- [YOUR TASK]: Copy every line of the entries that includes the word "листы".

- [DATA IN THIS EXERCISE]:
— BEGIN —

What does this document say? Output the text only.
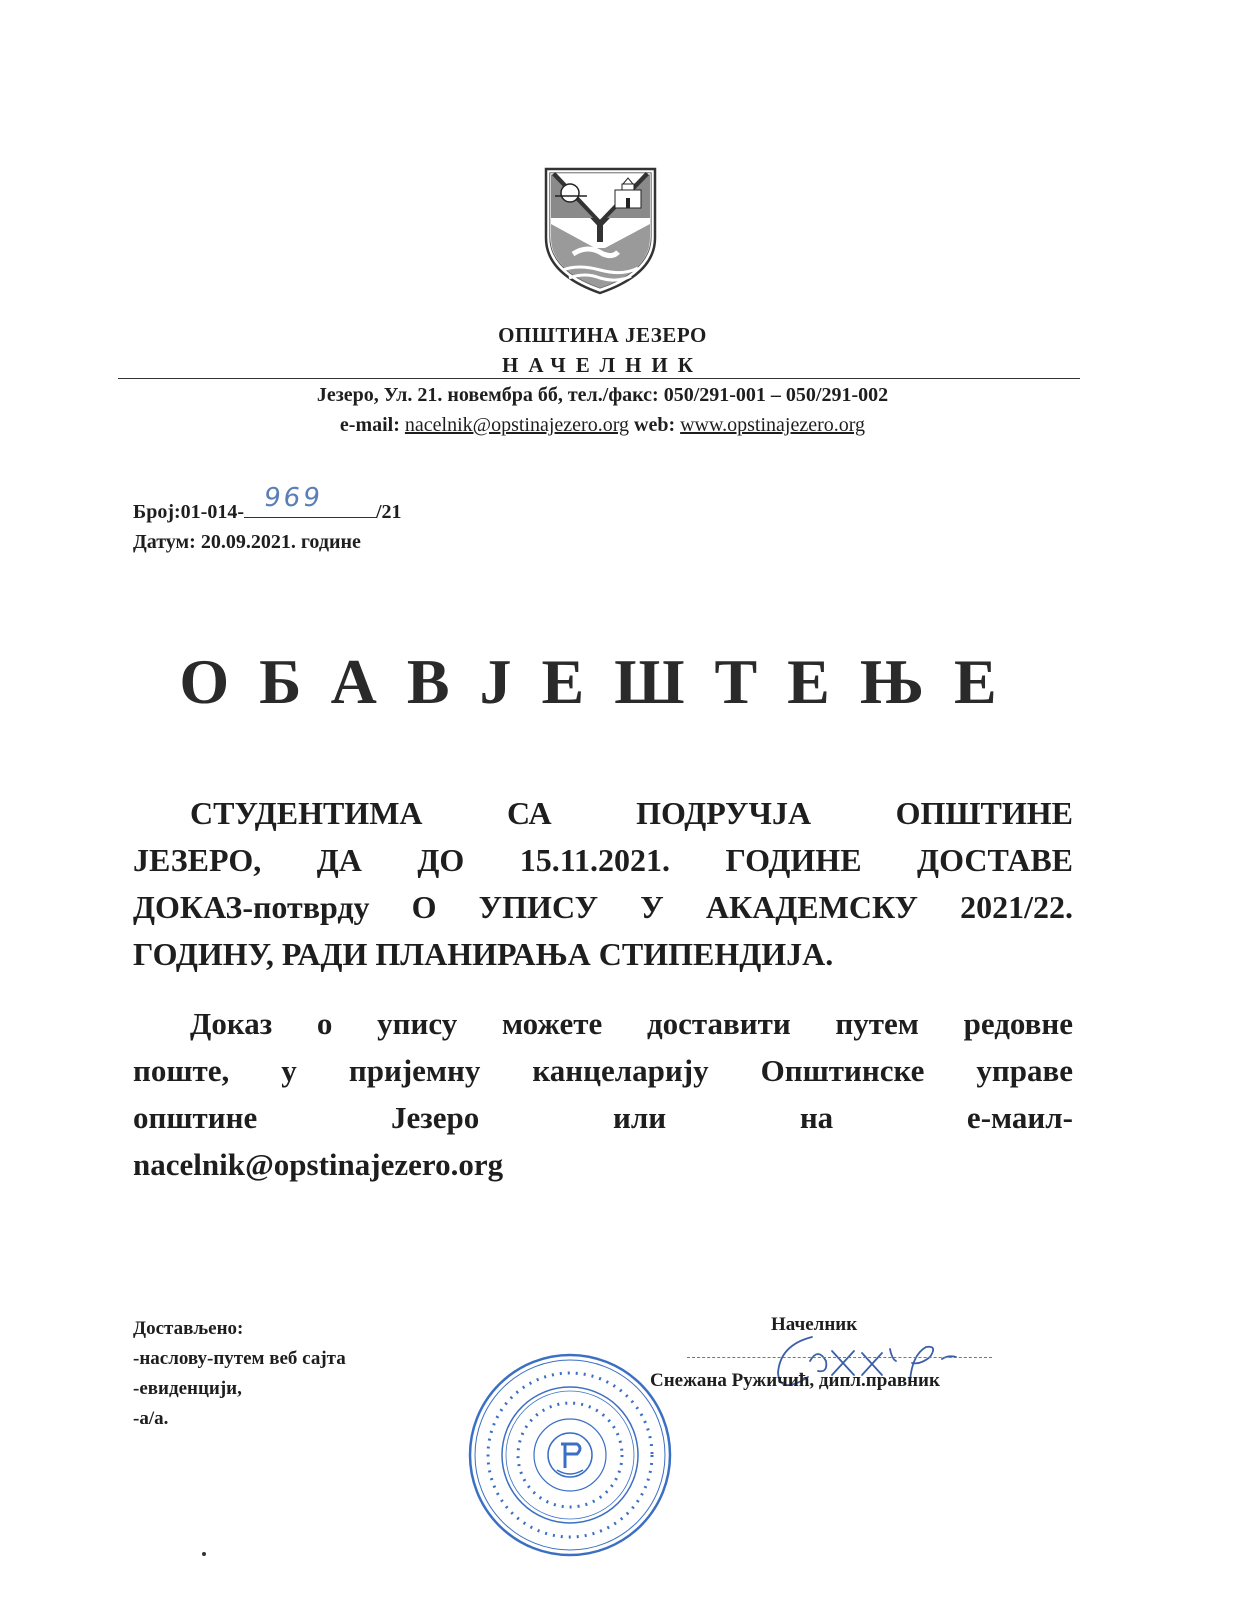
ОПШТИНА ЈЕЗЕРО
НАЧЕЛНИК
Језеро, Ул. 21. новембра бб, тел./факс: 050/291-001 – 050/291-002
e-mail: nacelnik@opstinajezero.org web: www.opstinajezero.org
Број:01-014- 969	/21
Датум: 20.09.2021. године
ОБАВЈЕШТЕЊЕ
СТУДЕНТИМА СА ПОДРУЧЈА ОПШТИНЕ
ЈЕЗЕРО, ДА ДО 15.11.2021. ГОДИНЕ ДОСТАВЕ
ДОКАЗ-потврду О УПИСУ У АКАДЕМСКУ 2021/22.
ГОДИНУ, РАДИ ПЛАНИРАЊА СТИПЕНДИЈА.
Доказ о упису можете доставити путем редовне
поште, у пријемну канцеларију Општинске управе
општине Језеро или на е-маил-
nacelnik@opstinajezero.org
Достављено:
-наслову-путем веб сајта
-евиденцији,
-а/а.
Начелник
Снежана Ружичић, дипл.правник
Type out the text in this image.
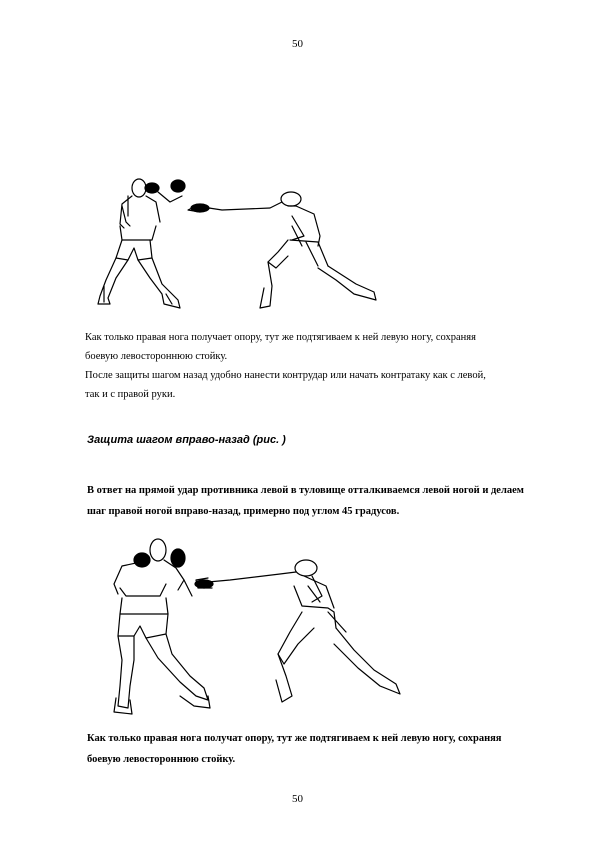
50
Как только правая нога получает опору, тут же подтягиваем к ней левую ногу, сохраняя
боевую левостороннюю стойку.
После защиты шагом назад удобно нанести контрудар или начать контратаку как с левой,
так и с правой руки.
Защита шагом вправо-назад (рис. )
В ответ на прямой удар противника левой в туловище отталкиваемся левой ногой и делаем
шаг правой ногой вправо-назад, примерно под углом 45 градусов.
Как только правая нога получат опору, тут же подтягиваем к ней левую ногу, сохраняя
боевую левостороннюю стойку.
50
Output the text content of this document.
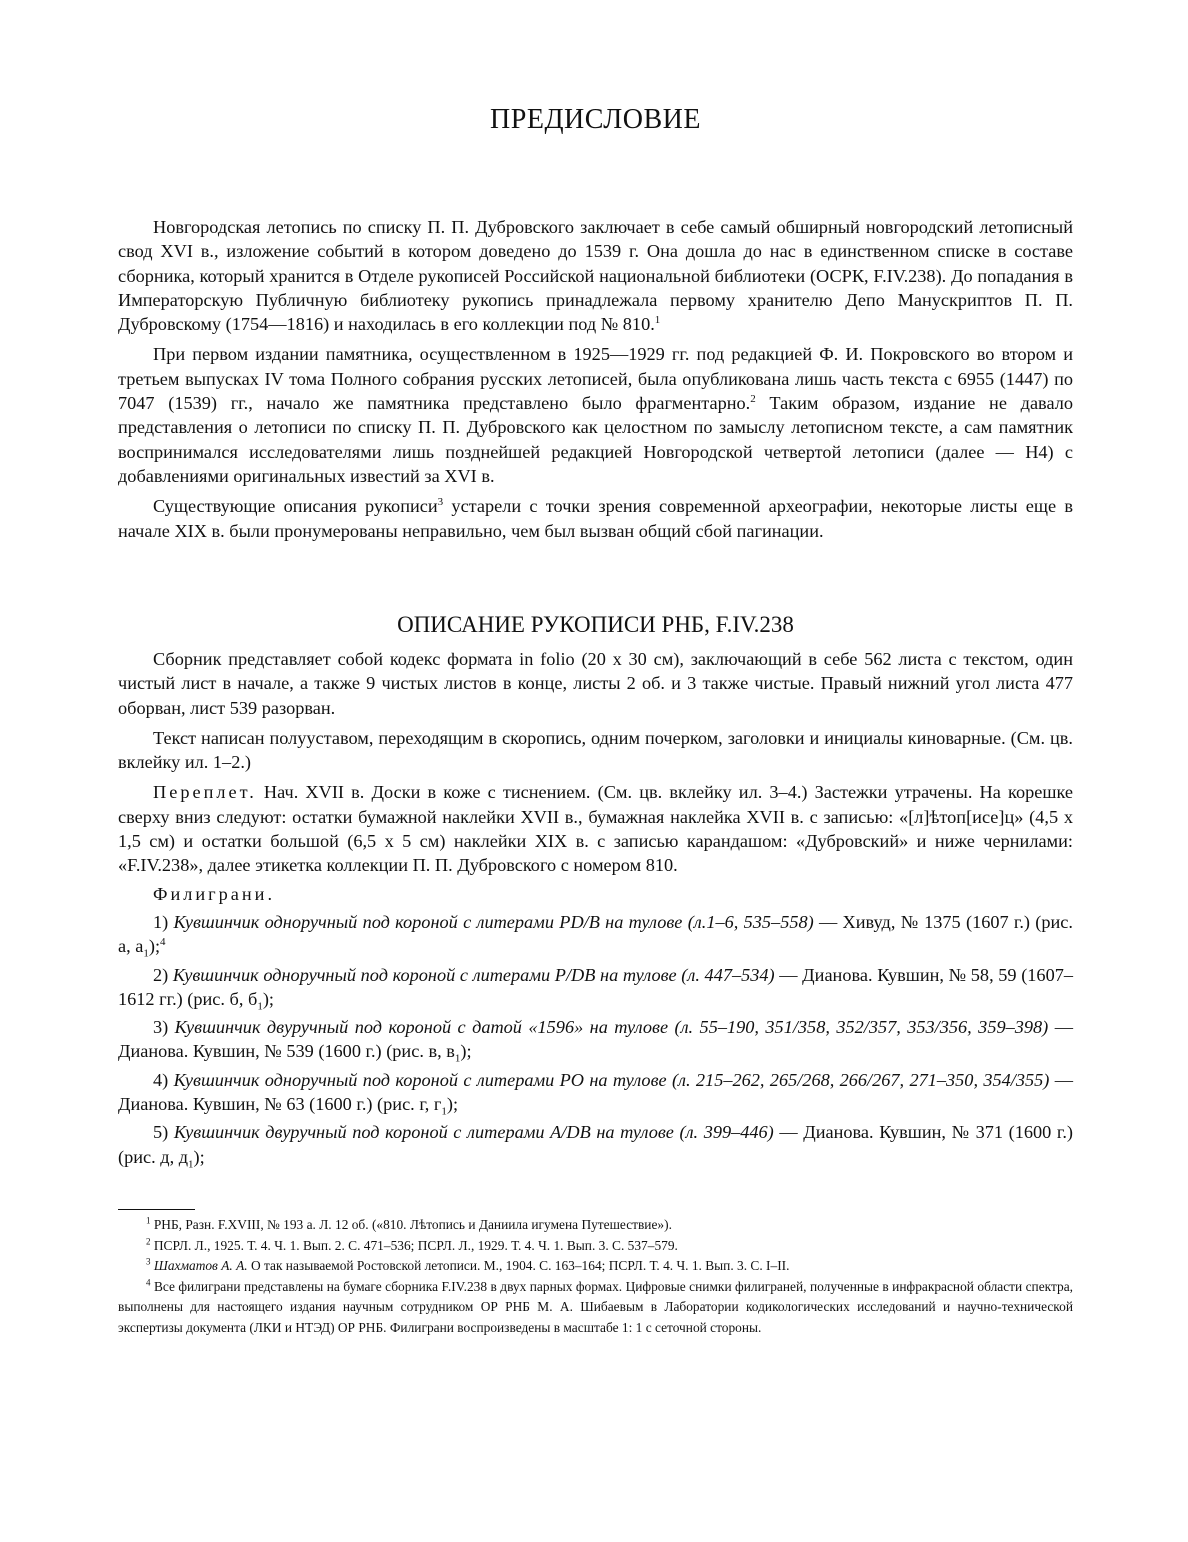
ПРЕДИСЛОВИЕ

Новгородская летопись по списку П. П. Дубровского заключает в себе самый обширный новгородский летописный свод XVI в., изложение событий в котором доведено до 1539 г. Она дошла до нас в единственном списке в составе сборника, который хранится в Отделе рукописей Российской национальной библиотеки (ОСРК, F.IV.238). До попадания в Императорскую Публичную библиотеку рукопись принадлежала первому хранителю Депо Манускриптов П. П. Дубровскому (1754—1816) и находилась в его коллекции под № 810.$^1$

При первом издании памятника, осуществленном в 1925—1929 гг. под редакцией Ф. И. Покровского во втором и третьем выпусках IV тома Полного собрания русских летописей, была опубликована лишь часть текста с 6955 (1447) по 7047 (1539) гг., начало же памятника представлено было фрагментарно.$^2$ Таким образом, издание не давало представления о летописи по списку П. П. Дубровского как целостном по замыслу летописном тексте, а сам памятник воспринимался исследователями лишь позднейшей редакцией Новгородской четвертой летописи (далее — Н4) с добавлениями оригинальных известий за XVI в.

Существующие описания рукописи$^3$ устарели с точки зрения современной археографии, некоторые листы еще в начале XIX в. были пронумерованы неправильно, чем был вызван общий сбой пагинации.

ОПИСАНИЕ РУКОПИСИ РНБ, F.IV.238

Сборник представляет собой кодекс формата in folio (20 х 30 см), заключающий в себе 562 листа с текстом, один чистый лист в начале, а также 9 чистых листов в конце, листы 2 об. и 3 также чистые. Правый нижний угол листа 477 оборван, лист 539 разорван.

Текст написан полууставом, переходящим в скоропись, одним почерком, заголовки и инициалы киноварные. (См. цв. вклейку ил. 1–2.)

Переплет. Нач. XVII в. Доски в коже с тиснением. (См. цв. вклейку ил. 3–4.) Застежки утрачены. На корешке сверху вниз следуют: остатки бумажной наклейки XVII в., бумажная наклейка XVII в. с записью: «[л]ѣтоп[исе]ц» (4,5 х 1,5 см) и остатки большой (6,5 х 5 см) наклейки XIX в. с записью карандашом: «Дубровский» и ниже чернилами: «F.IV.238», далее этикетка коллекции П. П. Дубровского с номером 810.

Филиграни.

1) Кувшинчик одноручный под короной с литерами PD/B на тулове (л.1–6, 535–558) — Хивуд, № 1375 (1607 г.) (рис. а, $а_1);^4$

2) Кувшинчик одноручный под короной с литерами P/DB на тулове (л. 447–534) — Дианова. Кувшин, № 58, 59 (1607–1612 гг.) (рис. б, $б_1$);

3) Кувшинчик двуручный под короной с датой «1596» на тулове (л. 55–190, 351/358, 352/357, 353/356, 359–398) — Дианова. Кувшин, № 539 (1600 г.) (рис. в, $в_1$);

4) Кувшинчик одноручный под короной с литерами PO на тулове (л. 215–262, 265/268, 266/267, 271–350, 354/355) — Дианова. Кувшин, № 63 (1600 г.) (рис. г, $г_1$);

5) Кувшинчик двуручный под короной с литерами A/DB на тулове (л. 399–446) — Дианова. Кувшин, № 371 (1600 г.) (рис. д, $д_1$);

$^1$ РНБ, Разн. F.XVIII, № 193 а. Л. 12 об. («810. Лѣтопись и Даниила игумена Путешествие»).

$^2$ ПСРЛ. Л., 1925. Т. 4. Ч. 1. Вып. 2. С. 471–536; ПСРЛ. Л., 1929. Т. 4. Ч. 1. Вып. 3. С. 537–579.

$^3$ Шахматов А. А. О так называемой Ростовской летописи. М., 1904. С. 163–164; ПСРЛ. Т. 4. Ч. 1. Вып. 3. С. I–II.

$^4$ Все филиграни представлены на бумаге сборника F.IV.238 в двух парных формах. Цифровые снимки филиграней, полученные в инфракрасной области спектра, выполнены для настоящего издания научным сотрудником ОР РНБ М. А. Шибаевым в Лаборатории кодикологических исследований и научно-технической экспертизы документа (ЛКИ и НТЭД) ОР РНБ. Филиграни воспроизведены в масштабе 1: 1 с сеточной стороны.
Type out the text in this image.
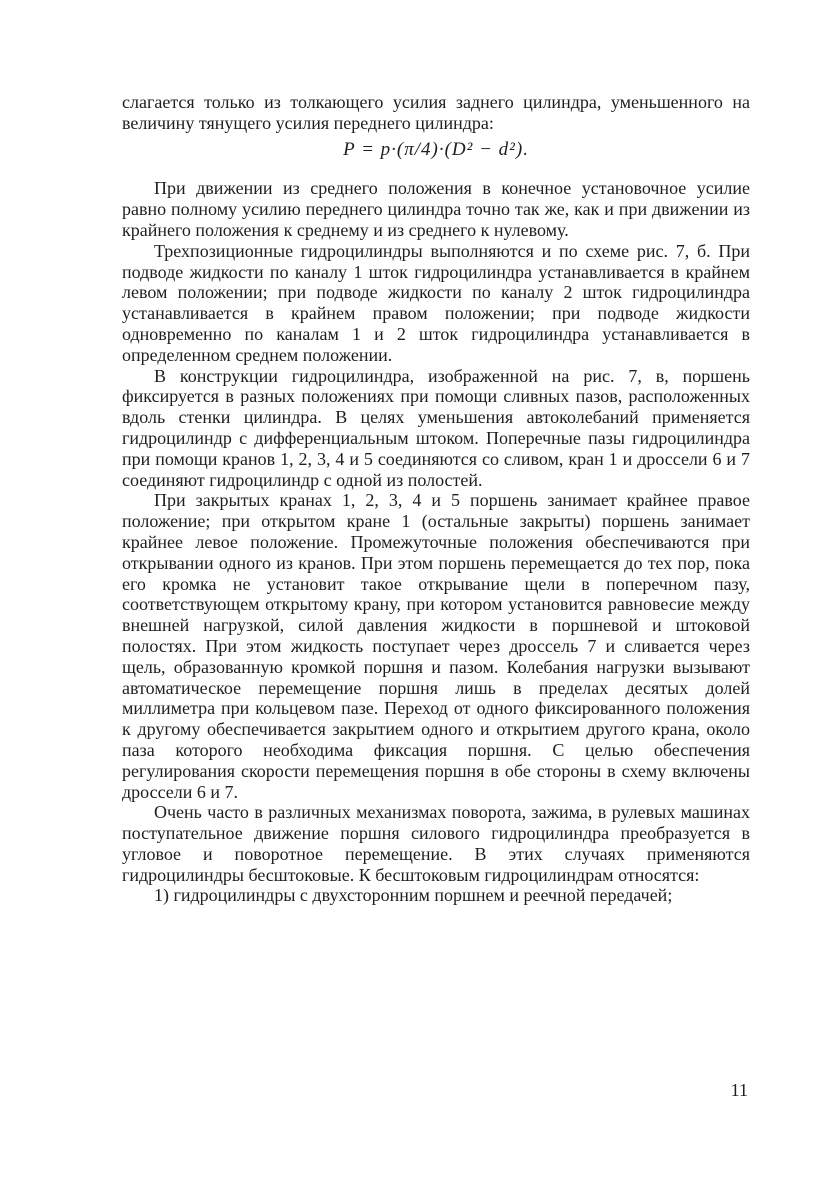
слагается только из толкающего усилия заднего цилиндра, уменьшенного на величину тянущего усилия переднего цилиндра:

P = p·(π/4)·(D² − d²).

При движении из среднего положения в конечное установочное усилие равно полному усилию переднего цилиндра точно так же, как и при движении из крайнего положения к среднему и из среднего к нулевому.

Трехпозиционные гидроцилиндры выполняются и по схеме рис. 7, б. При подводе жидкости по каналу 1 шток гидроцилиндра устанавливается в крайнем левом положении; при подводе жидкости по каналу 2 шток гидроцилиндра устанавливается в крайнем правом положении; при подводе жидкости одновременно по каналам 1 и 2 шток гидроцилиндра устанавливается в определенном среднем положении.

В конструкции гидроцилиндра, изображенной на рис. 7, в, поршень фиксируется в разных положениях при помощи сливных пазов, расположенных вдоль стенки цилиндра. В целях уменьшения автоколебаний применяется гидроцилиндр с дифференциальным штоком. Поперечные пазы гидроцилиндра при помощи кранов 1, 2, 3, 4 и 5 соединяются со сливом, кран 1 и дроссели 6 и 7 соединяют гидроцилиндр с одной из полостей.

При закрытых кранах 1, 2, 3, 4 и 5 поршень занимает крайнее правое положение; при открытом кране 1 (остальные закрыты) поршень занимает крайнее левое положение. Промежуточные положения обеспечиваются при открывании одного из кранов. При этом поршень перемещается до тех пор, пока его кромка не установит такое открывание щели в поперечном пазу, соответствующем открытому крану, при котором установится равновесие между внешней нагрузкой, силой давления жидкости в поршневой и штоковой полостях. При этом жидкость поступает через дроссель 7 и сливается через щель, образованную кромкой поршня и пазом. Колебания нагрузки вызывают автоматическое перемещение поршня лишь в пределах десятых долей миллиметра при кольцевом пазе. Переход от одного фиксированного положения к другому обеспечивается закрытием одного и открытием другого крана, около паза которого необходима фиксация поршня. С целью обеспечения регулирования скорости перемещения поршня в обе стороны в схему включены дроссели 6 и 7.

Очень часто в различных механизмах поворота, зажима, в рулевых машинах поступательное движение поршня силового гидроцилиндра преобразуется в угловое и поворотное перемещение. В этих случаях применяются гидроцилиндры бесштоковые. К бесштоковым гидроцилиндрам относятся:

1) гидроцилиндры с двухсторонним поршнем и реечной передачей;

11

— END —

- [EXPECTED ANSWER]:
Существующие описания рукописи$^3$ устарели с точки зрения современной археографии, некоторые листы еще в начале XIX в. были пронумерованы неправильно, чем был вызван общий сбой пагинации.
Сборник представляет собой кодекс формата in folio (20 х 30 см), заключающий в себе 562 листа с текстом, один чистый лист в начале, а также 9 чистых листов в конце, листы 2 об. и 3 также чистые. Правый нижний угол листа 477 оборван, лист 539 разорван.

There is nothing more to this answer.